### [GIVEN REQUEST]
In the listing below, pick out lines with "ARMAS".
┄┄┄┄┄┄┄┄┄┄┄┄┄┄┄┄┄┄┄┄
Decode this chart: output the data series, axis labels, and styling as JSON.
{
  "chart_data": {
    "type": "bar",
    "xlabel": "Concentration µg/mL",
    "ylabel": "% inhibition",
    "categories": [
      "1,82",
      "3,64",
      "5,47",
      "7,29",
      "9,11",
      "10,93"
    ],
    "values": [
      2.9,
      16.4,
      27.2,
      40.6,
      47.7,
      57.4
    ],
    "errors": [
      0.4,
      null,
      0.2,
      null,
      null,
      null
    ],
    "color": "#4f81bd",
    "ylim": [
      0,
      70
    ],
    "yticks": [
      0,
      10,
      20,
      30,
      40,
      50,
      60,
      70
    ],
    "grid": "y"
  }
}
┄┄┄┄┄┄┄┄┄┄┄┄┄┄┄┄┄┄┄┄
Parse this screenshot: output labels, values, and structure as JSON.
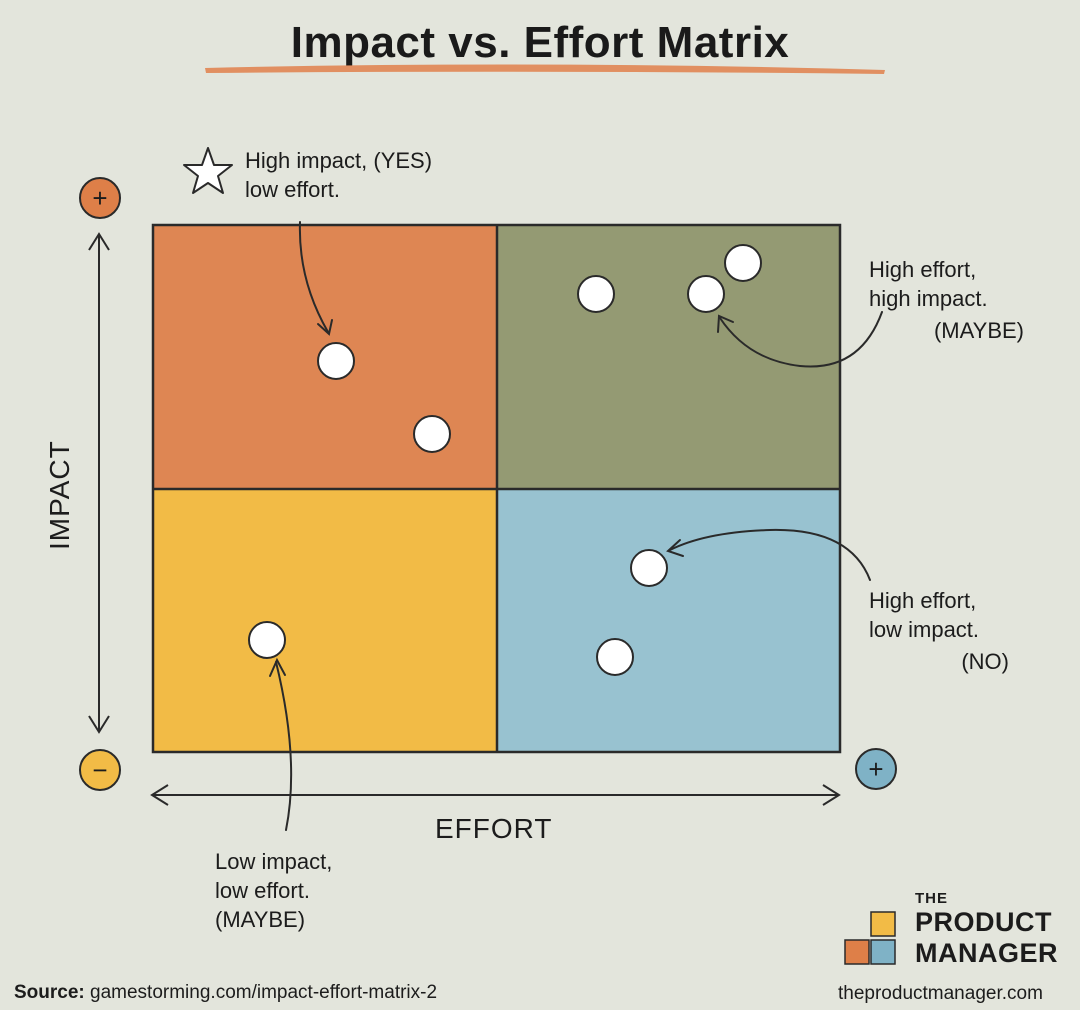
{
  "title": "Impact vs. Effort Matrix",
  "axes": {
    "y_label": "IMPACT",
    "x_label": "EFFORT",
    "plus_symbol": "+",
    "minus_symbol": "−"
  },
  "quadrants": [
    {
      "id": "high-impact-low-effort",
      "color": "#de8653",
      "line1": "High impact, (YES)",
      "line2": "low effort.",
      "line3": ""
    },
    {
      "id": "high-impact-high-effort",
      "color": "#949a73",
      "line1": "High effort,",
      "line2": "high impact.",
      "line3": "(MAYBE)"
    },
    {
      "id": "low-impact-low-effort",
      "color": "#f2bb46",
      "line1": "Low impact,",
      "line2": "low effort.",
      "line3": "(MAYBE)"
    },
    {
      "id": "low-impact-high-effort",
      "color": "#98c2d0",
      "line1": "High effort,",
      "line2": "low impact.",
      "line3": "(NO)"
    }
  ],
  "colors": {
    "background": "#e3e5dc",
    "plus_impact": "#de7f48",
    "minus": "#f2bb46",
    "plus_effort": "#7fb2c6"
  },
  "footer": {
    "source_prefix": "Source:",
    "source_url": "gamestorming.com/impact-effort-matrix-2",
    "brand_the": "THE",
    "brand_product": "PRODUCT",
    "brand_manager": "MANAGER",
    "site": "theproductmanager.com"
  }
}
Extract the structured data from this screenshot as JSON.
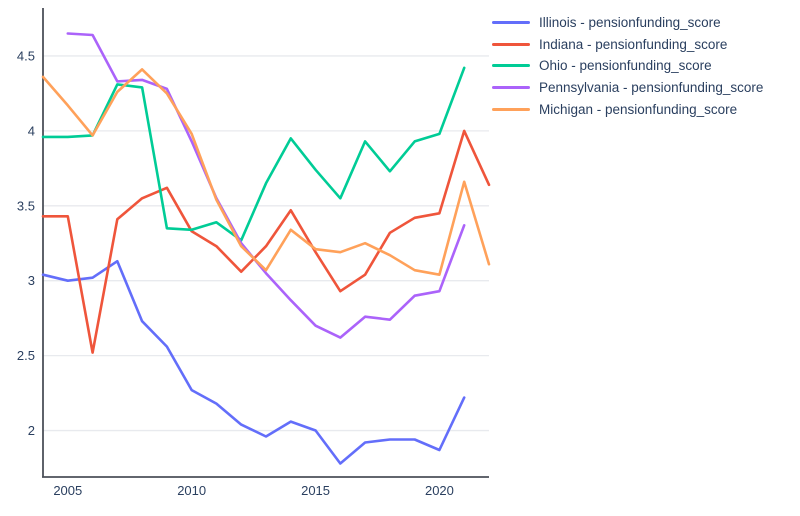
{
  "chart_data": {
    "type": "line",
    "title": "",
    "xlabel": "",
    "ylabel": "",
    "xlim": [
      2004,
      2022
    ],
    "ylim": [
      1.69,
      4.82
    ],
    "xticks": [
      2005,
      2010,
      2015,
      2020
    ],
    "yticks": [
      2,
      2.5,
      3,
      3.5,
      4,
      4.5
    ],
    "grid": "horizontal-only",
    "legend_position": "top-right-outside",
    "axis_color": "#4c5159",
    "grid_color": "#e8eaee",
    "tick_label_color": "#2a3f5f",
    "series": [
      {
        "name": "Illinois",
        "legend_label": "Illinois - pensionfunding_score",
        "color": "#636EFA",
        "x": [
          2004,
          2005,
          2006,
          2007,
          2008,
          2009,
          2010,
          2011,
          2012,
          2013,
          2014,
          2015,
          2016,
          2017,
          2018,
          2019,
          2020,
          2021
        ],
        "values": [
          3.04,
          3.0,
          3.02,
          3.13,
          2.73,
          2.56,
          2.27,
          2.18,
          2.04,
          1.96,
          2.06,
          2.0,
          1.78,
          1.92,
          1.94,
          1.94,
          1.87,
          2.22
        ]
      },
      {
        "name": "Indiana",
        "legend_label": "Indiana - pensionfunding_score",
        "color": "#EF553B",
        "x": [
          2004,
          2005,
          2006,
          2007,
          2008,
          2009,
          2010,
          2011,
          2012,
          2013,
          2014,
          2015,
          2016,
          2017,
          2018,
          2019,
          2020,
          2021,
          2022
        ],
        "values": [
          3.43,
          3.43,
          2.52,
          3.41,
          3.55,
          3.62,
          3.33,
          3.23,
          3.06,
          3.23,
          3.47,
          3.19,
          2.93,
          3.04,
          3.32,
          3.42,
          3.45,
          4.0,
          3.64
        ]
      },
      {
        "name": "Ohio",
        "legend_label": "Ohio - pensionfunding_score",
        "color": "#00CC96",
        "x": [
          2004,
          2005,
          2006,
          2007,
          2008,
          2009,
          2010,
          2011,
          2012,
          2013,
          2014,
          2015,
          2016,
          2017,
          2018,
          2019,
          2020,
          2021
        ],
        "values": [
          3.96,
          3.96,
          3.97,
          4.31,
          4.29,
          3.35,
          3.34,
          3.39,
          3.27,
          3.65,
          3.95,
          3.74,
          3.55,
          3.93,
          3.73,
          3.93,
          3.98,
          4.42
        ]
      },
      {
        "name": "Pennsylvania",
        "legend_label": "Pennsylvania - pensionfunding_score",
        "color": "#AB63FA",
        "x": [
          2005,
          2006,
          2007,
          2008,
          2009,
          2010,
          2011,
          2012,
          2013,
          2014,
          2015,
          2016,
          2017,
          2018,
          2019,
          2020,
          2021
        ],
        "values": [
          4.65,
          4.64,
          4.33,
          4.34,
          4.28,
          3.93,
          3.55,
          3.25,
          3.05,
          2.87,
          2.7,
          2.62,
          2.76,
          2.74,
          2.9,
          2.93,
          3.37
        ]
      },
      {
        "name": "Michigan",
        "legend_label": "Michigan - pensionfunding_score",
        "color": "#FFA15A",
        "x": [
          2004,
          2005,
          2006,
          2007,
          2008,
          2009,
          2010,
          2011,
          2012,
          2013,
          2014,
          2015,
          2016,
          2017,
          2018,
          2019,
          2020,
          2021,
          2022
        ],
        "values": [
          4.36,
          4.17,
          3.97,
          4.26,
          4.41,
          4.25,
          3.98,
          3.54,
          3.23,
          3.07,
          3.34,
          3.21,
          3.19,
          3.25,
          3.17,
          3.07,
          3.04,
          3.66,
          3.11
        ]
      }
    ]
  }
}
┄┄┄┄┄┄┄┄┄┄┄┄┄┄┄┄┄┄┄┄
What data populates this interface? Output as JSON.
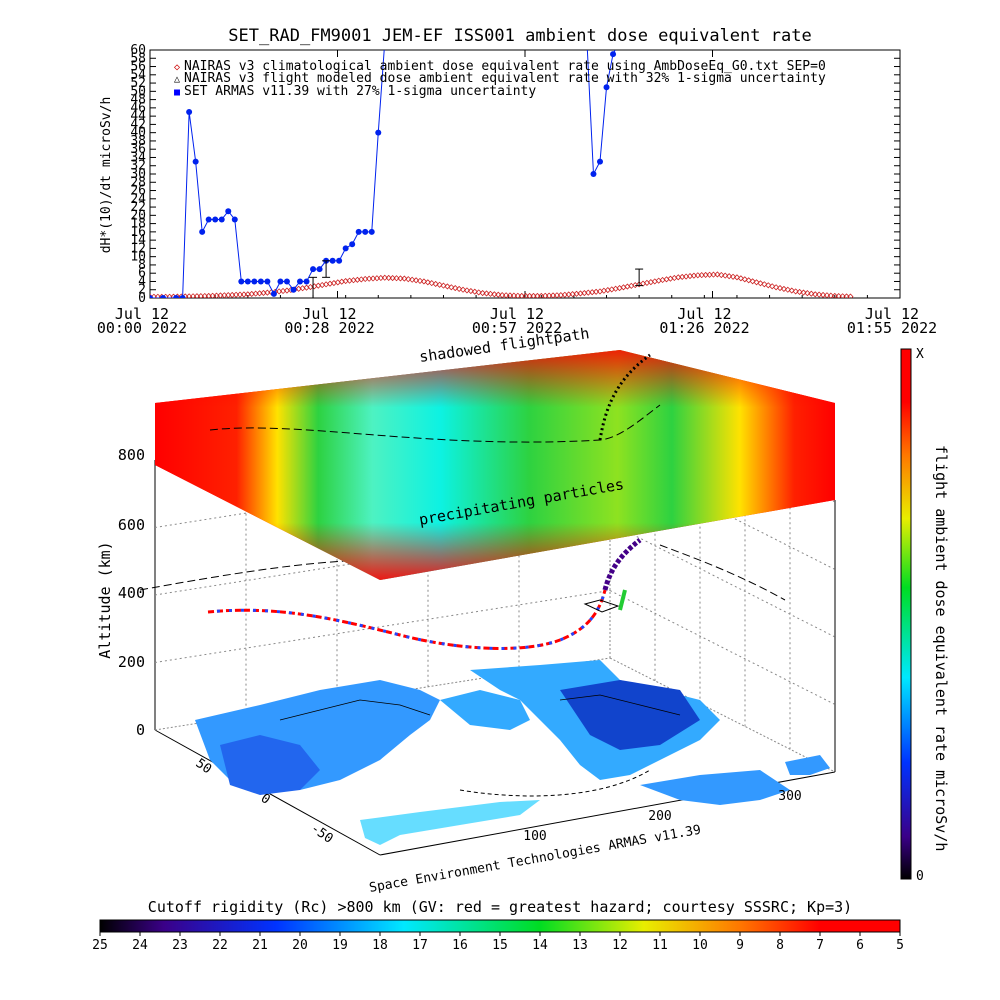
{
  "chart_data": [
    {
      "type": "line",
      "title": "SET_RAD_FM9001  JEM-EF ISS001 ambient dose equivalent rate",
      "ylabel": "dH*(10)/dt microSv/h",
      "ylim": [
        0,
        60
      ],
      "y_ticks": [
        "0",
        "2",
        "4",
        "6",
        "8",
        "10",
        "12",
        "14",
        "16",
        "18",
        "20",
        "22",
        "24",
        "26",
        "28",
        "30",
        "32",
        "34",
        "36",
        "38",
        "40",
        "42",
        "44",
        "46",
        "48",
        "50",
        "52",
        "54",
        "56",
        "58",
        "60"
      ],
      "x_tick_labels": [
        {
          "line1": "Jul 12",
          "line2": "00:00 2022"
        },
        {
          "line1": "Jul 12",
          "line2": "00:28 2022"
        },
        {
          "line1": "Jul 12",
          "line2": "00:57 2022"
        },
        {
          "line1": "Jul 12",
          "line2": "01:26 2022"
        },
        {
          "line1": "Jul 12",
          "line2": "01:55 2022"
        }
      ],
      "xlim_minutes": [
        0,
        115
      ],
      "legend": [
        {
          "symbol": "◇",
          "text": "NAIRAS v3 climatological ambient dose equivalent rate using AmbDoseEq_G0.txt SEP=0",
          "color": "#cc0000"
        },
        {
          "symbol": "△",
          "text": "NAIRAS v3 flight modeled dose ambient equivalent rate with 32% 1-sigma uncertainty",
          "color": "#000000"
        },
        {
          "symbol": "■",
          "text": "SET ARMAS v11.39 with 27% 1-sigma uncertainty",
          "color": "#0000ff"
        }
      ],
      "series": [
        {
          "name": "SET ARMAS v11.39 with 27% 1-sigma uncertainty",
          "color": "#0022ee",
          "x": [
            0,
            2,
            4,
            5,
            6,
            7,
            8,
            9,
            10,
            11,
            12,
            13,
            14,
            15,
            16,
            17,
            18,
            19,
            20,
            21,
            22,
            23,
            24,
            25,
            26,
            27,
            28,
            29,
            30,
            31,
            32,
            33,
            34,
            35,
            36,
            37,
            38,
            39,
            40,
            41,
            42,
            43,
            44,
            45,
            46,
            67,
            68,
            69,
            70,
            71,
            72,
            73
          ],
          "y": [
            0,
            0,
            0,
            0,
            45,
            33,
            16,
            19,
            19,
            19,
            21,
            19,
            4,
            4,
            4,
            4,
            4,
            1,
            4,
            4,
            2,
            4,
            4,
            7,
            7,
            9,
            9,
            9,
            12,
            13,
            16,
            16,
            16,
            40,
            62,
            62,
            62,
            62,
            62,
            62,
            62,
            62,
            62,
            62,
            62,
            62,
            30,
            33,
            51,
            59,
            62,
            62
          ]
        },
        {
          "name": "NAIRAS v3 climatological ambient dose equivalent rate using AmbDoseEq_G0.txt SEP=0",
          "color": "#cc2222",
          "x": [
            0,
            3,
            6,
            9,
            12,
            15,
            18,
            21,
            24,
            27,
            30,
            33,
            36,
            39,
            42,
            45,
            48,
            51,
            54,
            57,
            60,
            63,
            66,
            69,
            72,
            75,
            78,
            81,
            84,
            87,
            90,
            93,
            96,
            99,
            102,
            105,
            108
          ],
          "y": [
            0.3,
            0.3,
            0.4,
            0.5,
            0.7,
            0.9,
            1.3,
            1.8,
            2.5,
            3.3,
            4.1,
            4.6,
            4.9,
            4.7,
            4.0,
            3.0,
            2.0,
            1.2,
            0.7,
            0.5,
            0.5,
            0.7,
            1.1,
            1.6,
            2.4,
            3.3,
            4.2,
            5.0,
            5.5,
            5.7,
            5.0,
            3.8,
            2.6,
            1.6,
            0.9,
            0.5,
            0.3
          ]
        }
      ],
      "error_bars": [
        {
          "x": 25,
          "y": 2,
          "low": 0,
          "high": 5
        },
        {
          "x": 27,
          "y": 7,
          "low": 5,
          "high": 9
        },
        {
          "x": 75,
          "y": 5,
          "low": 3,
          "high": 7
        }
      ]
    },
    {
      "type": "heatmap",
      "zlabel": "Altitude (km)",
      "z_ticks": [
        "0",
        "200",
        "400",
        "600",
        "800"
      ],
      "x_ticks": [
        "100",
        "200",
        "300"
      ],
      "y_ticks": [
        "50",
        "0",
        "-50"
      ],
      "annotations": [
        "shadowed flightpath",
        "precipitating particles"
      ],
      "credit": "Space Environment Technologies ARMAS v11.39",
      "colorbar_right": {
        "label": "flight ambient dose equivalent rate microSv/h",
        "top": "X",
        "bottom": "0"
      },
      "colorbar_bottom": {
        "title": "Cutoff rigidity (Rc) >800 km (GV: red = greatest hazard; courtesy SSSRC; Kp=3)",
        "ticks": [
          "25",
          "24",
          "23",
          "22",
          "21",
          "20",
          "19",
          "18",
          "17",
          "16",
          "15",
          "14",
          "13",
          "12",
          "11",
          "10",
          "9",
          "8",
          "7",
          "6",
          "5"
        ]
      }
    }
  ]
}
┄┄┄┄┄┄┄┄┄┄┄┄┄┄┄┄┄┄┄┄
### [SOLUTION]
          "text": "SET ARMAS v11.39 with 27% 1-sigma uncertainty",
          "name": "SET ARMAS v11.39 with 27% 1-sigma uncertainty",
      "credit": "Space Environment Technologies ARMAS v11.39",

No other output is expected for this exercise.